* **Task to carry out**
Every entry below should be transcribed exactly; pictures stay out of the copy.

* **Stored data entries**
++++

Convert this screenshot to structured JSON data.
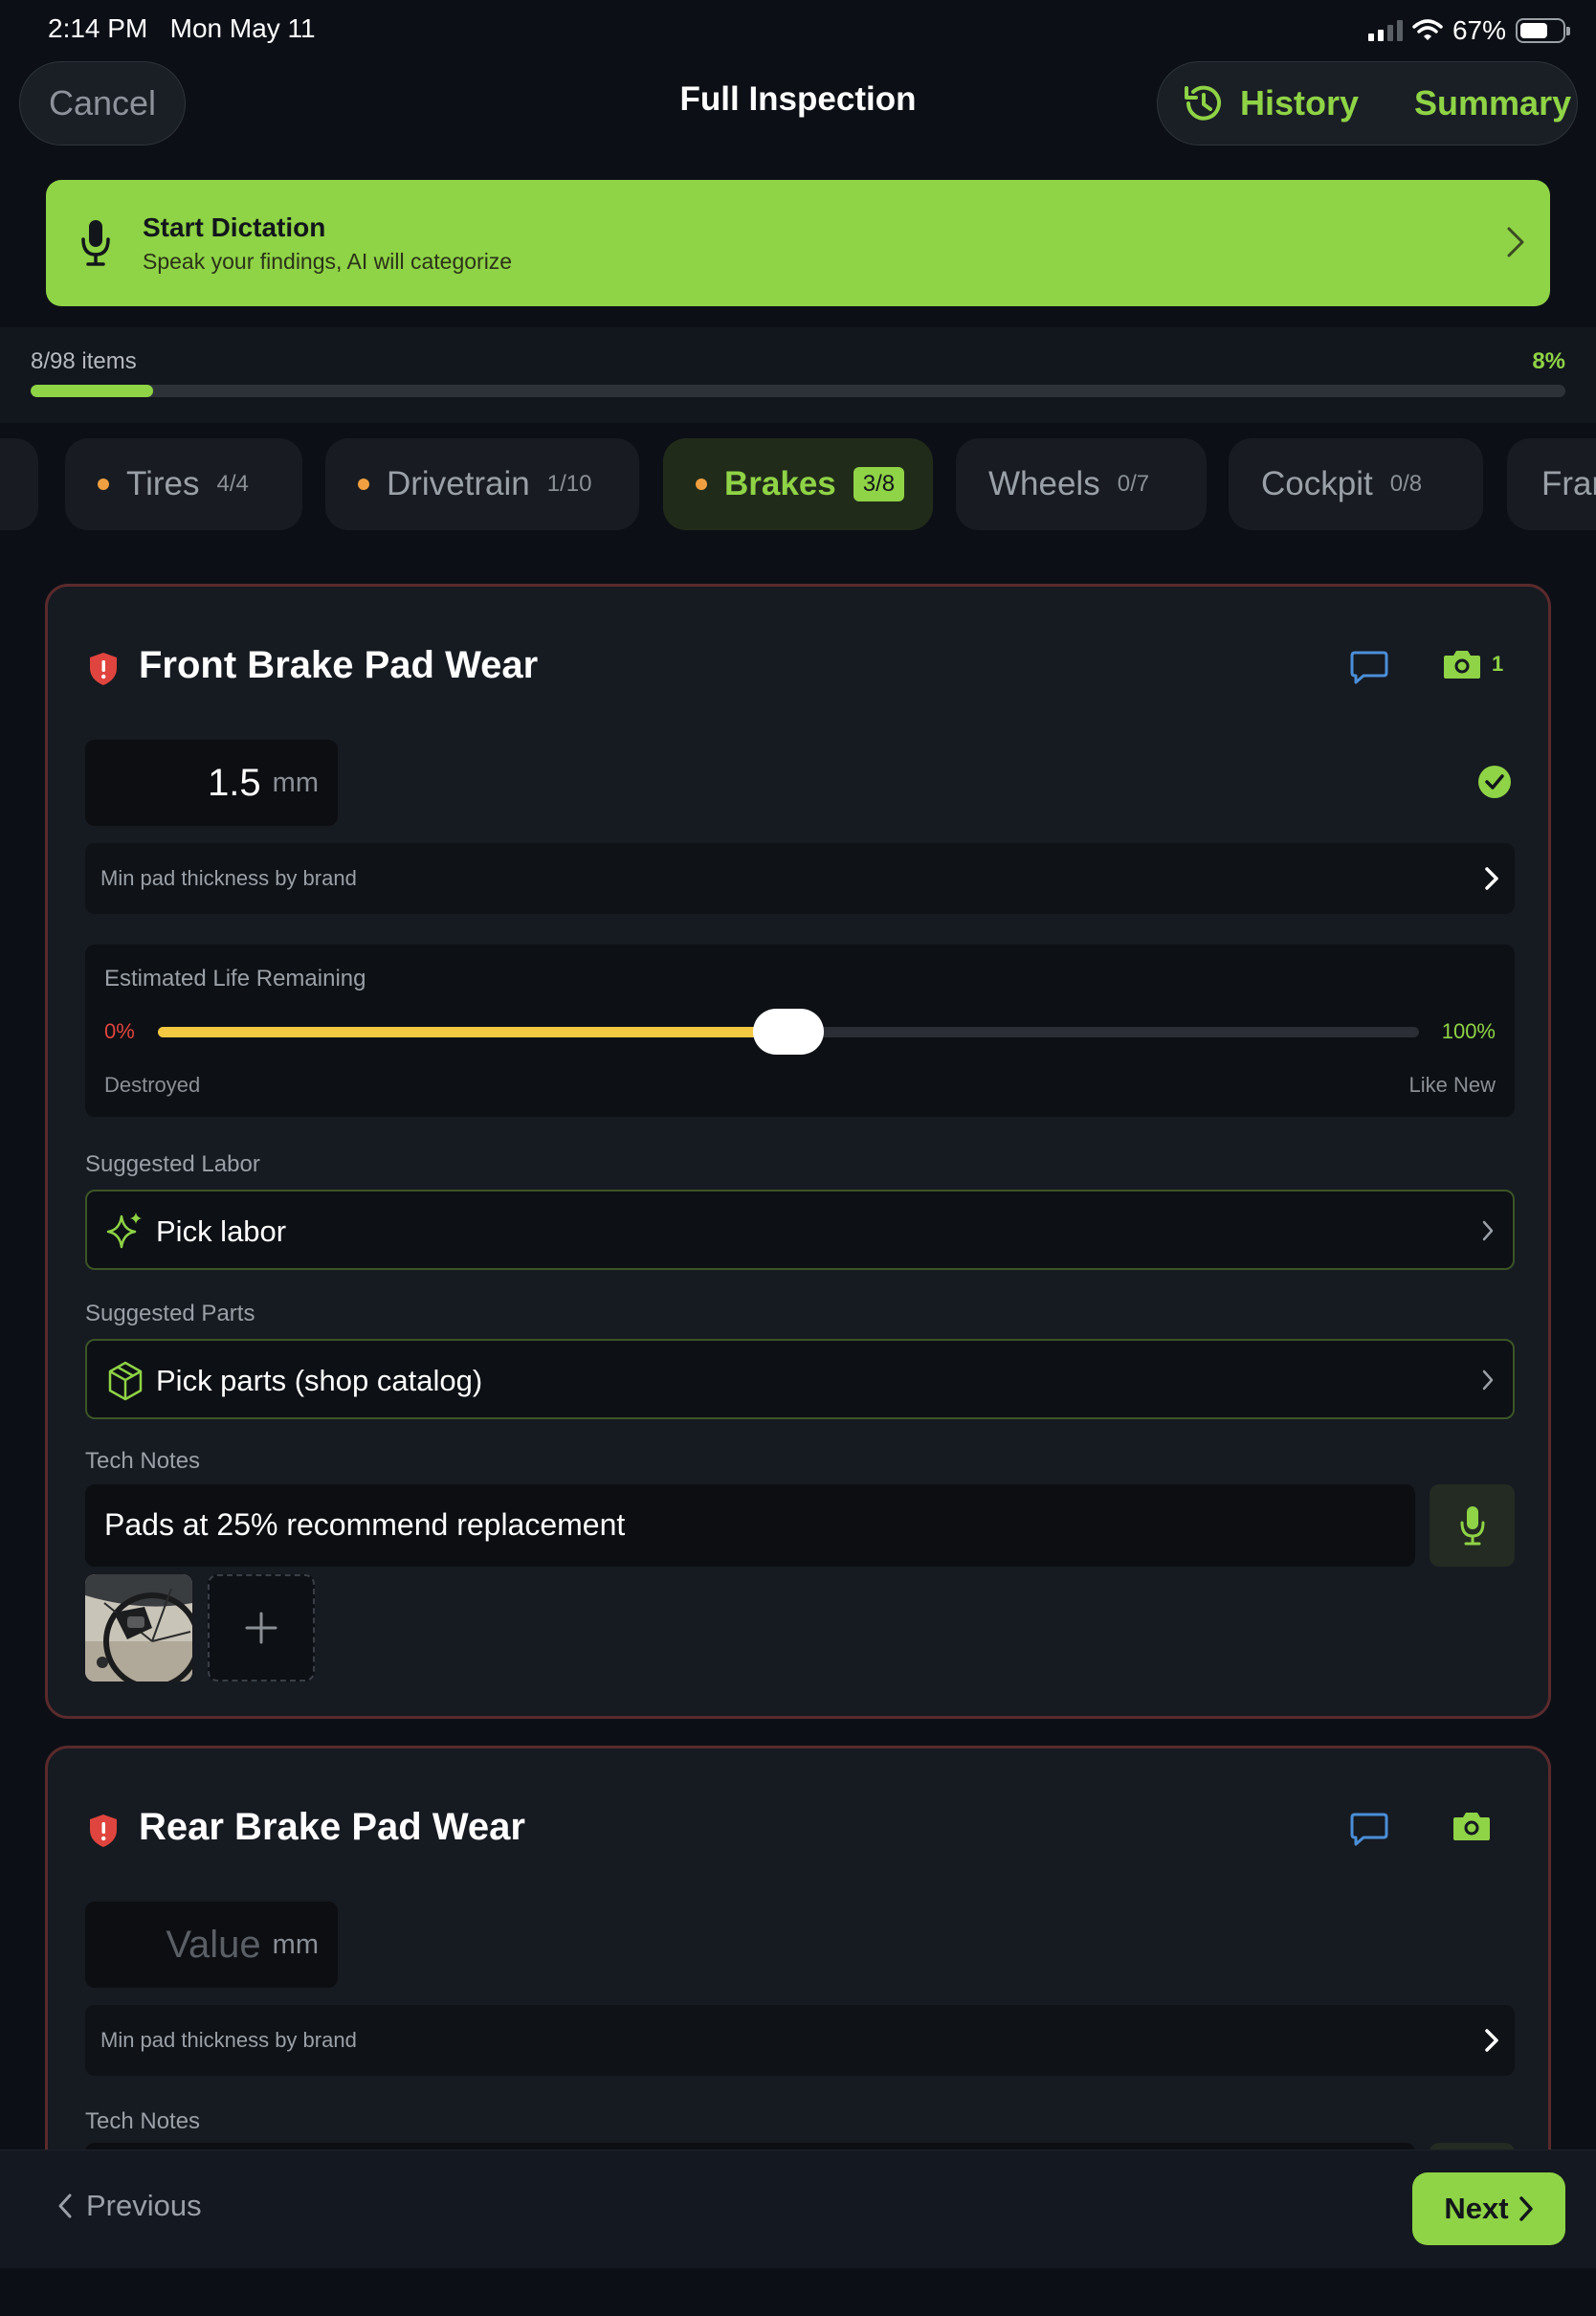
{
  "status_bar": {
    "time": "2:14 PM",
    "date": "Mon May 11",
    "battery": "67%",
    "battery_level": 0.67,
    "signal_icon": "signal-icon",
    "wifi_icon": "wifi-icon"
  },
  "nav": {
    "cancel_label": "Cancel",
    "title": "Full Inspection",
    "history_label": "History",
    "summary_label": "Summary"
  },
  "dictation": {
    "title": "Start Dictation",
    "subtitle": "Speak your findings, AI will categorize"
  },
  "progress": {
    "count_label": "8/98 items",
    "percent_label": "8%",
    "fraction": 0.08
  },
  "tabs": [
    {
      "label": "Tires",
      "count": "4/4",
      "dot": true
    },
    {
      "label": "Drivetrain",
      "count": "1/10",
      "dot": true
    },
    {
      "label": "Brakes",
      "count": "3/8",
      "dot": true,
      "active": true
    },
    {
      "label": "Wheels",
      "count": "0/7",
      "dot": false
    },
    {
      "label": "Cockpit",
      "count": "0/8",
      "dot": false
    },
    {
      "label": "Frar",
      "count": "",
      "dot": false
    }
  ],
  "cards": [
    {
      "title": "Front Brake Pad Wear",
      "photo_count": "1",
      "value": "1.5",
      "unit": "mm",
      "min_thickness_label": "Min pad thickness by brand",
      "life": {
        "title": "Estimated Life Remaining",
        "min_label": "0%",
        "max_label": "100%",
        "left_caption": "Destroyed",
        "right_caption": "Like New",
        "level": 0.5
      },
      "labor": {
        "label": "Suggested Labor",
        "placeholder": "Pick labor"
      },
      "parts": {
        "label": "Suggested Parts",
        "placeholder": "Pick parts (shop catalog)"
      },
      "notes": {
        "label": "Tech Notes",
        "value": "Pads at 25% recommend replacement"
      }
    },
    {
      "title": "Rear Brake Pad Wear",
      "value_placeholder": "Value",
      "unit": "mm",
      "min_thickness_label": "Min pad thickness by brand",
      "notes": {
        "label": "Tech Notes"
      }
    }
  ],
  "bottom": {
    "previous_label": "Previous",
    "next_label": "Next"
  },
  "colors": {
    "accent": "#8fd346",
    "warning": "#f0a040",
    "danger": "#e0443e",
    "slider": "#f5c842",
    "chat": "#4b8fd8"
  }
}
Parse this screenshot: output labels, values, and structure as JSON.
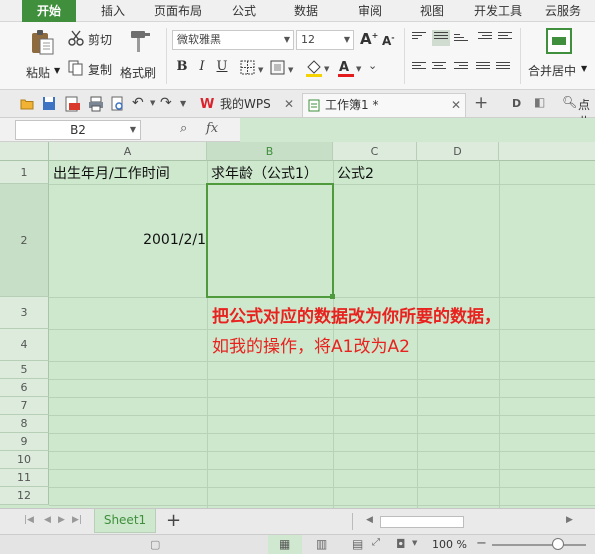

++++

* **Response to the task**
Convert this screenshot to structured JSON data.
{
  "status_bar": {
    "time": "2:14 PM",
    "date": "Mon May 11",
    "battery": "67%",
    "battery_level": 0.67,
    "signal_icon": "signal-icon",
    "wifi_icon": "wifi-icon"
  },
  "nav": {
    "cancel_label": "Cancel",
    "title": "Full Inspection",
    "history_label": "History",
    "summary_label": "Summary"
  },
  "dictation": {
    "title": "Start Dictation",
    "subtitle": "Speak your findings, AI will categorize"
  },
  "progress": {
    "count_label": "8/98 items",
    "percent_label": "8%",
    "fraction": 0.08
  },
  "tabs": [
    {
      "label": "Tires",
      "count": "4/4",
      "dot": true
    },
    {
      "label": "Drivetrain",
      "count": "1/10",
      "dot": true
    },
    {
      "label": "Brakes",
      "count": "3/8",
      "dot": true,
      "active": true
    },
    {
      "label": "Wheels",
      "count": "0/7",
      "dot": false
    },
    {
      "label": "Cockpit",
      "count": "0/8",
      "dot": false
    },
    {
      "label": "Frar",
      "count": "",
      "dot": false
    }
  ],
  "cards": [
    {
      "title": "Front Brake Pad Wear",
      "photo_count": "1",
      "value": "1.5",
      "unit": "mm",
      "min_thickness_label": "Min pad thickness by brand",
      "life": {
        "title": "Estimated Life Remaining",
        "min_label": "0%",
        "max_label": "100%",
        "left_caption": "Destroyed",
        "right_caption": "Like New",
        "level": 0.5
      },
      "labor": {
        "label": "Suggested Labor",
        "placeholder": "Pick labor"
      },
      "parts": {
        "label": "Suggested Parts",
        "placeholder": "Pick parts (shop catalog)"
      },
      "notes": {
        "label": "Tech Notes",
        "value": "Pads at 25% recommend replacement"
      }
    },
    {
      "title": "Rear Brake Pad Wear",
      "value_placeholder": "Value",
      "unit": "mm",
      "min_thickness_label": "Min pad thickness by brand",
      "notes": {
        "label": "Tech Notes"
      }
    }
  ],
  "bottom": {
    "previous_label": "Previous",
    "next_label": "Next"
  },
  "colors": {
    "accent": "#8fd346",
    "warning": "#f0a040",
    "danger": "#e0443e",
    "slider": "#f5c842",
    "chat": "#4b8fd8"
  }
}
Parse this screenshot: output labels, values, and structure as JSON.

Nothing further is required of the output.